* start DATA LISTING *

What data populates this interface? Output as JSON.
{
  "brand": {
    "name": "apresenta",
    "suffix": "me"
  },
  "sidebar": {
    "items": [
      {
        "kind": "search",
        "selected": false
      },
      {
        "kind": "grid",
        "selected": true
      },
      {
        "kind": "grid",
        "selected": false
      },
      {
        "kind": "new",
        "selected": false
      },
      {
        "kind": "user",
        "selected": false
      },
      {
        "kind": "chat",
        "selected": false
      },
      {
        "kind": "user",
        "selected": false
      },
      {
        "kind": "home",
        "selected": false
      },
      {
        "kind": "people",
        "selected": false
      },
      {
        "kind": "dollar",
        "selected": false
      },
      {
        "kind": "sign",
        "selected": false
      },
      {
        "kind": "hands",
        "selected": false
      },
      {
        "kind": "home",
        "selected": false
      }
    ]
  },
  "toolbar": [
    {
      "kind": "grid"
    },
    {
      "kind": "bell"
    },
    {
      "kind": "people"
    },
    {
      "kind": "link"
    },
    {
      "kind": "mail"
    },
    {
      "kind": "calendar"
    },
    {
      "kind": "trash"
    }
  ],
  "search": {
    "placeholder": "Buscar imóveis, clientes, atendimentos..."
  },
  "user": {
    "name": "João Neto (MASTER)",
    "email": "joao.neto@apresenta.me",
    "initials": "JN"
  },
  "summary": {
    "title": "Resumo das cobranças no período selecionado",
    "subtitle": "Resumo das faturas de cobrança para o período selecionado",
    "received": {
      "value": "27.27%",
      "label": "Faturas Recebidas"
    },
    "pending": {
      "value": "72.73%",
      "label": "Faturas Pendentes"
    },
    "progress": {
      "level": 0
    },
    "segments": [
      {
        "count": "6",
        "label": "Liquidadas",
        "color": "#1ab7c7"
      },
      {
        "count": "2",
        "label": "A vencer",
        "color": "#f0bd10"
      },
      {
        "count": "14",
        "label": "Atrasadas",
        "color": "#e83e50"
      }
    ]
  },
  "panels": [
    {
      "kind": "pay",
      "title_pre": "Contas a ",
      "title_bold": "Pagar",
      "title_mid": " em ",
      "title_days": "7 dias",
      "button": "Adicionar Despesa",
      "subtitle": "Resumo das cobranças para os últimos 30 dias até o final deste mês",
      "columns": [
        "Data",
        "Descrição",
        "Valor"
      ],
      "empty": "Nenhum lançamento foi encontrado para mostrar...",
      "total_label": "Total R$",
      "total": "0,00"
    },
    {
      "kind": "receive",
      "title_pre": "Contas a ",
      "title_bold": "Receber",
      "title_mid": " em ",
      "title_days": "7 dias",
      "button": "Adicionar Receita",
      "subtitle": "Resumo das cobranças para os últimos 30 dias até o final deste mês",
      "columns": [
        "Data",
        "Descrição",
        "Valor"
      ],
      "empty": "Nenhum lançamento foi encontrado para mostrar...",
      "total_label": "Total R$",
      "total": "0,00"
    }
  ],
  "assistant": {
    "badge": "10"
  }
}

* end DATA LISTING *

* WHAT TO DO
Output each record precisely as given.

* FULL OUTPUT
What data populates this interface? Output as JSON.
{
  "brand": {
    "name": "apresenta",
    "suffix": "me"
  },
  "sidebar": {
    "items": [
      {
        "kind": "search",
        "selected": false
      },
      {
        "kind": "grid",
        "selected": true
      },
      {
        "kind": "grid",
        "selected": false
      },
      {
        "kind": "new",
        "selected": false
      },
      {
        "kind": "user",
        "selected": false
      },
      {
        "kind": "chat",
        "selected": false
      },
      {
        "kind": "user",
        "selected": false
      },
      {
        "kind": "home",
        "selected": false
      },
      {
        "kind": "people",
        "selected": false
      },
      {
        "kind": "dollar",
        "selected": false
      },
      {
        "kind": "sign",
        "selected": false
      },
      {
        "kind": "hands",
        "selected": false
      },
      {
        "kind": "home",
        "selected": false
      }
    ]
  },
  "toolbar": [
    {
      "kind": "grid"
    },
    {
      "kind": "bell"
    },
    {
      "kind": "people"
    },
    {
      "kind": "link"
    },
    {
      "kind": "mail"
    },
    {
      "kind": "calendar"
    },
    {
      "kind": "trash"
    }
  ],
  "search": {
    "placeholder": "Buscar imóveis, clientes, atendimentos..."
  },
  "user": {
    "name": "João Neto (MASTER)",
    "email": "joao.neto@apresenta.me",
    "initials": "JN"
  },
  "summary": {
    "title": "Resumo das cobranças no período selecionado",
    "subtitle": "Resumo das faturas de cobrança para o período selecionado",
    "received": {
      "value": "27.27%",
      "label": "Faturas Recebidas"
    },
    "pending": {
      "value": "72.73%",
      "label": "Faturas Pendentes"
    },
    "progress": {
      "level": 0
    },
    "segments": [
      {
        "count": "6",
        "label": "Liquidadas",
        "color": "#1ab7c7"
      },
      {
        "count": "2",
        "label": "A vencer",
        "color": "#f0bd10"
      },
      {
        "count": "14",
        "label": "Atrasadas",
        "color": "#e83e50"
      }
    ]
  },
  "panels": [
    {
      "kind": "pay",
      "title_pre": "Contas a ",
      "title_bold": "Pagar",
      "title_mid": " em ",
      "title_days": "7 dias",
      "button": "Adicionar Despesa",
      "subtitle": "Resumo das cobranças para os últimos 30 dias até o final deste mês",
      "columns": [
        "Data",
        "Descrição",
        "Valor"
      ],
      "empty": "Nenhum lançamento foi encontrado para mostrar...",
      "total_label": "Total R$",
      "total": "0,00"
    },
    {
      "kind": "receive",
      "title_pre": "Contas a ",
      "title_bold": "Receber",
      "title_mid": " em ",
      "title_days": "7 dias",
      "button": "Adicionar Receita",
      "subtitle": "Resumo das cobranças para os últimos 30 dias até o final deste mês",
      "columns": [
        "Data",
        "Descrição",
        "Valor"
      ],
      "empty": "Nenhum lançamento foi encontrado para mostrar...",
      "total_label": "Total R$",
      "total": "0,00"
    }
  ],
  "assistant": {
    "badge": "10"
  }
}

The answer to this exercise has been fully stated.